**Input data:**
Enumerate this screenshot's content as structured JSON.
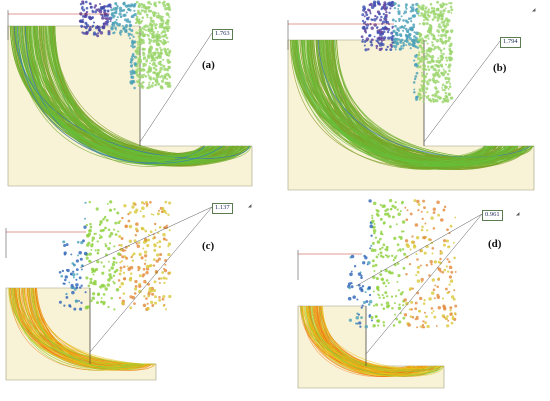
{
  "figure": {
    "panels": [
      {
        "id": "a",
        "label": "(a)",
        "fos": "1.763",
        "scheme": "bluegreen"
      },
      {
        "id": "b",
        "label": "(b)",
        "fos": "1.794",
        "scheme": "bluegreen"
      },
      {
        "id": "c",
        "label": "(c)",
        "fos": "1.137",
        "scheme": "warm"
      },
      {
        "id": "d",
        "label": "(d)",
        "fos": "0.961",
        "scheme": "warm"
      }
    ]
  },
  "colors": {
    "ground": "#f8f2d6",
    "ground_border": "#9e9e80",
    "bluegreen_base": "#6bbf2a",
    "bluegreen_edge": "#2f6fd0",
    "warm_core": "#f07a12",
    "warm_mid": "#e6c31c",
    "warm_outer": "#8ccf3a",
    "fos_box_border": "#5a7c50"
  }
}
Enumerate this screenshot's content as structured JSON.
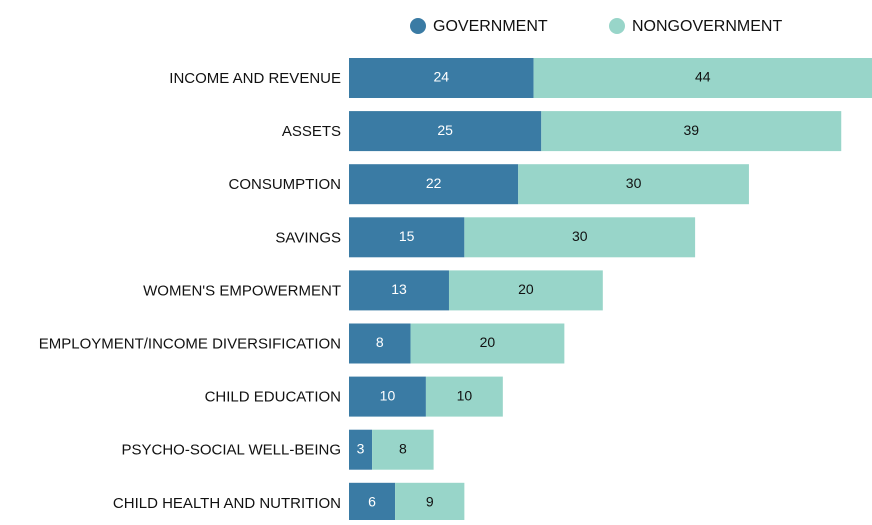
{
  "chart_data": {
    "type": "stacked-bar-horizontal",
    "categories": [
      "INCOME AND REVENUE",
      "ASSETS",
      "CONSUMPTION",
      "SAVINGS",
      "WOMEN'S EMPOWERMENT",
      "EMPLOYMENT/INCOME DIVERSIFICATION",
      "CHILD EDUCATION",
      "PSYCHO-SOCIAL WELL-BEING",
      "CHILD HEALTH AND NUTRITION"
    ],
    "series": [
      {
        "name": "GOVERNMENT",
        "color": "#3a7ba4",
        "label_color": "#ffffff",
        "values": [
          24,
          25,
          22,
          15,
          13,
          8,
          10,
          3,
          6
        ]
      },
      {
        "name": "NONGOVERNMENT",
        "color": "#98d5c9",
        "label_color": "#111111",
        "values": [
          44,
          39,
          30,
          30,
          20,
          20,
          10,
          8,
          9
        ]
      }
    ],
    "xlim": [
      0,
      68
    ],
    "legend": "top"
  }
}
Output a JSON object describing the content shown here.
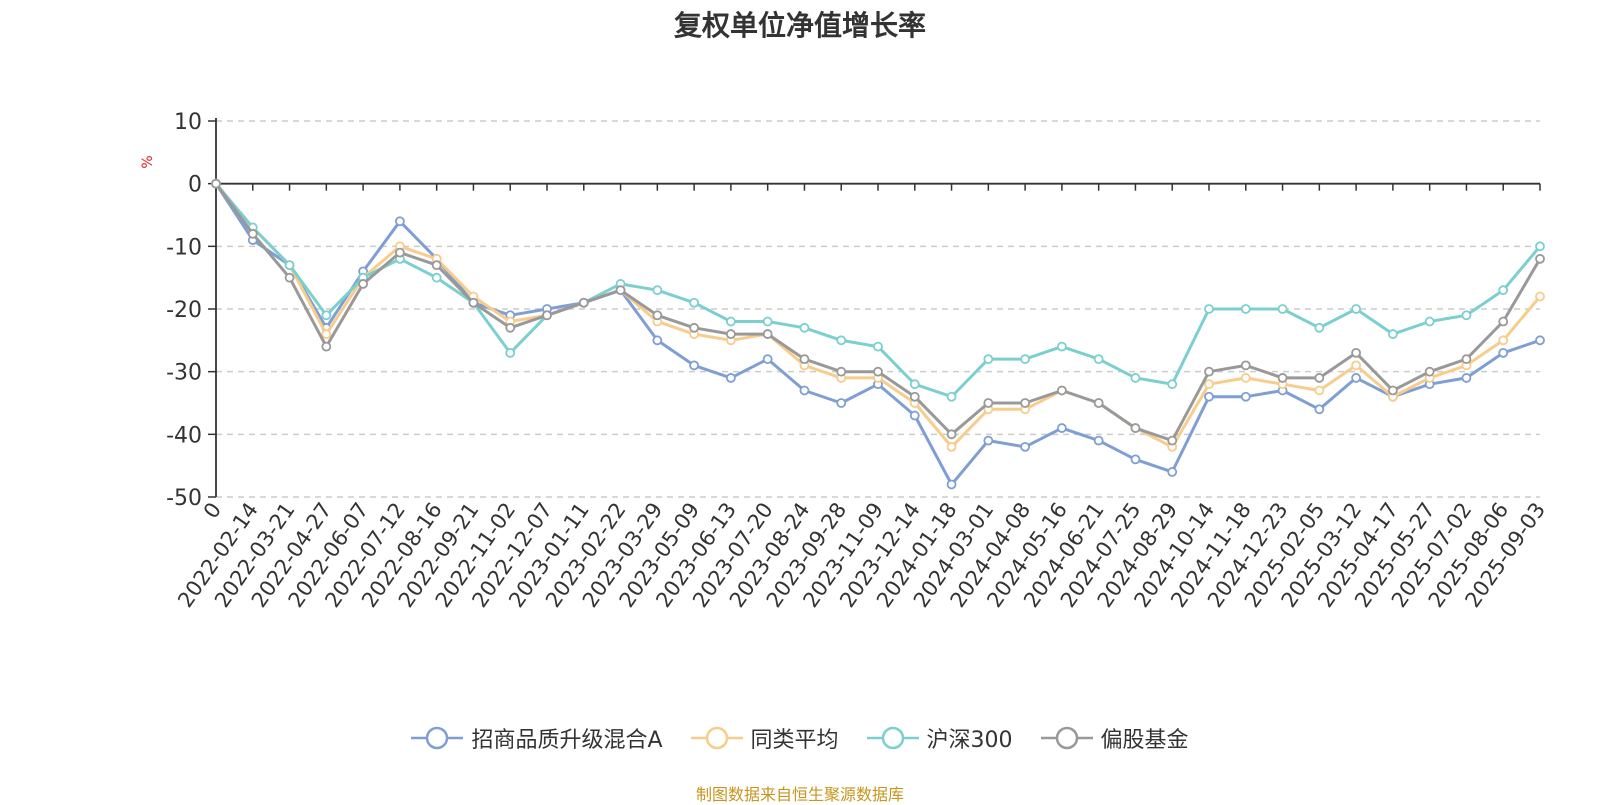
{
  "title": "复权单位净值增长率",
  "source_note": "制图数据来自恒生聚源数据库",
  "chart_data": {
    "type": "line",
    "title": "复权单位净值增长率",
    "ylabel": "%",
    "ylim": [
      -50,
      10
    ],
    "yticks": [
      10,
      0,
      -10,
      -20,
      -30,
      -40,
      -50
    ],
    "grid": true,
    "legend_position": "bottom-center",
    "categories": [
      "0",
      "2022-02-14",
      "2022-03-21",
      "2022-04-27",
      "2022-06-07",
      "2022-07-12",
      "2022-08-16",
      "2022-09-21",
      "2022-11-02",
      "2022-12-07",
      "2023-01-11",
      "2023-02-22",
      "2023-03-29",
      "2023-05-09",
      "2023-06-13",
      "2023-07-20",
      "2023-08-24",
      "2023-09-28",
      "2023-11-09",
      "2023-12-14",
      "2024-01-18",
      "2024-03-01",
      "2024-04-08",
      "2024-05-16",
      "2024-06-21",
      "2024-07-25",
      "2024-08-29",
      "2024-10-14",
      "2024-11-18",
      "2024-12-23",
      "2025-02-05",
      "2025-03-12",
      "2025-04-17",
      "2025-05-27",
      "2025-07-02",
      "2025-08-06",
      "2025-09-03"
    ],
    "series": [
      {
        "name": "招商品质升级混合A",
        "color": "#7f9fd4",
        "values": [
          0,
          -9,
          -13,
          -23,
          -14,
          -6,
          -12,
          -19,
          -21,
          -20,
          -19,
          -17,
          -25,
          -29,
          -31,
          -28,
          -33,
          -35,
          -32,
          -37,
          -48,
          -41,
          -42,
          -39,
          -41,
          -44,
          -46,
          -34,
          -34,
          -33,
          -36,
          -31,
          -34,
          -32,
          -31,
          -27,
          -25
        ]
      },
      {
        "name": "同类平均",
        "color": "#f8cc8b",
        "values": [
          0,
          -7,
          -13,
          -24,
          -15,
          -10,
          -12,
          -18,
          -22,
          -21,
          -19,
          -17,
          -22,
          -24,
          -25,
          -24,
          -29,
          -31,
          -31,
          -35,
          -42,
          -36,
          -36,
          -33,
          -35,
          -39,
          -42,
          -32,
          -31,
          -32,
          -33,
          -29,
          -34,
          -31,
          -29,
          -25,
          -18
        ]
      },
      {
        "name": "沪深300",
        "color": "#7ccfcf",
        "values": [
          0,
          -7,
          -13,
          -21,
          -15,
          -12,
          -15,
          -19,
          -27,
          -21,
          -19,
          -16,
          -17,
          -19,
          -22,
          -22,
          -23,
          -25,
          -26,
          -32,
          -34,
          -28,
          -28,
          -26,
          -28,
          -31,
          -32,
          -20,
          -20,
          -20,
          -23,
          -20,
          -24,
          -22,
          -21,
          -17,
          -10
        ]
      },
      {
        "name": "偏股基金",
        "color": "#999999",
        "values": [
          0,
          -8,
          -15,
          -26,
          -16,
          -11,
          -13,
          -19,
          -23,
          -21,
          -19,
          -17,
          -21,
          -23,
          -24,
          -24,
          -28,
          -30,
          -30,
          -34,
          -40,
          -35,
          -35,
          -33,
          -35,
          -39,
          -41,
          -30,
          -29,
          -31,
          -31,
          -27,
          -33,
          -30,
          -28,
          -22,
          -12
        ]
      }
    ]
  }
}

**Request:**
Print the records word for word and exclude any picture they hold.

**The result:**
Enumerate this screenshot's content as structured JSON.
{
  "figure": {
    "panels": [
      {
        "id": "a",
        "label": "(a)",
        "fos": "1.763",
        "scheme": "bluegreen"
      },
      {
        "id": "b",
        "label": "(b)",
        "fos": "1.794",
        "scheme": "bluegreen"
      },
      {
        "id": "c",
        "label": "(c)",
        "fos": "1.137",
        "scheme": "warm"
      },
      {
        "id": "d",
        "label": "(d)",
        "fos": "0.961",
        "scheme": "warm"
      }
    ]
  },
  "colors": {
    "ground": "#f8f2d6",
    "ground_border": "#9e9e80",
    "bluegreen_base": "#6bbf2a",
    "bluegreen_edge": "#2f6fd0",
    "warm_core": "#f07a12",
    "warm_mid": "#e6c31c",
    "warm_outer": "#8ccf3a",
    "fos_box_border": "#5a7c50"
  }
}
Enumerate this screenshot's content as structured JSON.
{
  "chart_data": {
    "type": "stacked-bar-horizontal",
    "categories": [
      "INCOME AND REVENUE",
      "ASSETS",
      "CONSUMPTION",
      "SAVINGS",
      "WOMEN'S EMPOWERMENT",
      "EMPLOYMENT/INCOME DIVERSIFICATION",
      "CHILD EDUCATION",
      "PSYCHO-SOCIAL WELL-BEING",
      "CHILD HEALTH AND NUTRITION"
    ],
    "series": [
      {
        "name": "GOVERNMENT",
        "color": "#3a7ba4",
        "label_color": "#ffffff",
        "values": [
          24,
          25,
          22,
          15,
          13,
          8,
          10,
          3,
          6
        ]
      },
      {
        "name": "NONGOVERNMENT",
        "color": "#98d5c9",
        "label_color": "#111111",
        "values": [
          44,
          39,
          30,
          30,
          20,
          20,
          10,
          8,
          9
        ]
      }
    ],
    "xlim": [
      0,
      68
    ],
    "legend": "top"
  }
}
Output a JSON object describing the content shown here.
{
  "title": "复权单位净值增长率",
  "source_note": "制图数据来自恒生聚源数据库",
  "chart_data": {
    "type": "line",
    "title": "复权单位净值增长率",
    "ylabel": "%",
    "ylim": [
      -50,
      10
    ],
    "yticks": [
      10,
      0,
      -10,
      -20,
      -30,
      -40,
      -50
    ],
    "grid": true,
    "legend_position": "bottom-center",
    "categories": [
      "0",
      "2022-02-14",
      "2022-03-21",
      "2022-04-27",
      "2022-06-07",
      "2022-07-12",
      "2022-08-16",
      "2022-09-21",
      "2022-11-02",
      "2022-12-07",
      "2023-01-11",
      "2023-02-22",
      "2023-03-29",
      "2023-05-09",
      "2023-06-13",
      "2023-07-20",
      "2023-08-24",
      "2023-09-28",
      "2023-11-09",
      "2023-12-14",
      "2024-01-18",
      "2024-03-01",
      "2024-04-08",
      "2024-05-16",
      "2024-06-21",
      "2024-07-25",
      "2024-08-29",
      "2024-10-14",
      "2024-11-18",
      "2024-12-23",
      "2025-02-05",
      "2025-03-12",
      "2025-04-17",
      "2025-05-27",
      "2025-07-02",
      "2025-08-06",
      "2025-09-03"
    ],
    "series": [
      {
        "name": "招商品质升级混合A",
        "color": "#7f9fd4",
        "values": [
          0,
          -9,
          -13,
          -23,
          -14,
          -6,
          -12,
          -19,
          -21,
          -20,
          -19,
          -17,
          -25,
          -29,
          -31,
          -28,
          -33,
          -35,
          -32,
          -37,
          -48,
          -41,
          -42,
          -39,
          -41,
          -44,
          -46,
          -34,
          -34,
          -33,
          -36,
          -31,
          -34,
          -32,
          -31,
          -27,
          -25
        ]
      },
      {
        "name": "同类平均",
        "color": "#f8cc8b",
        "values": [
          0,
          -7,
          -13,
          -24,
          -15,
          -10,
          -12,
          -18,
          -22,
          -21,
          -19,
          -17,
          -22,
          -24,
          -25,
          -24,
          -29,
          -31,
          -31,
          -35,
          -42,
          -36,
          -36,
          -33,
          -35,
          -39,
          -42,
          -32,
          -31,
          -32,
          -33,
          -29,
          -34,
          -31,
          -29,
          -25,
          -18
        ]
      },
      {
        "name": "沪深300",
        "color": "#7ccfcf",
        "values": [
          0,
          -7,
          -13,
          -21,
          -15,
          -12,
          -15,
          -19,
          -27,
          -21,
          -19,
          -16,
          -17,
          -19,
          -22,
          -22,
          -23,
          -25,
          -26,
          -32,
          -34,
          -28,
          -28,
          -26,
          -28,
          -31,
          -32,
          -20,
          -20,
          -20,
          -23,
          -20,
          -24,
          -22,
          -21,
          -17,
          -10
        ]
      },
      {
        "name": "偏股基金",
        "color": "#999999",
        "values": [
          0,
          -8,
          -15,
          -26,
          -16,
          -11,
          -13,
          -19,
          -23,
          -21,
          -19,
          -17,
          -21,
          -23,
          -24,
          -24,
          -28,
          -30,
          -30,
          -34,
          -40,
          -35,
          -35,
          -33,
          -35,
          -39,
          -41,
          -30,
          -29,
          -31,
          -31,
          -27,
          -33,
          -30,
          -28,
          -22,
          -12
        ]
      }
    ]
  }
}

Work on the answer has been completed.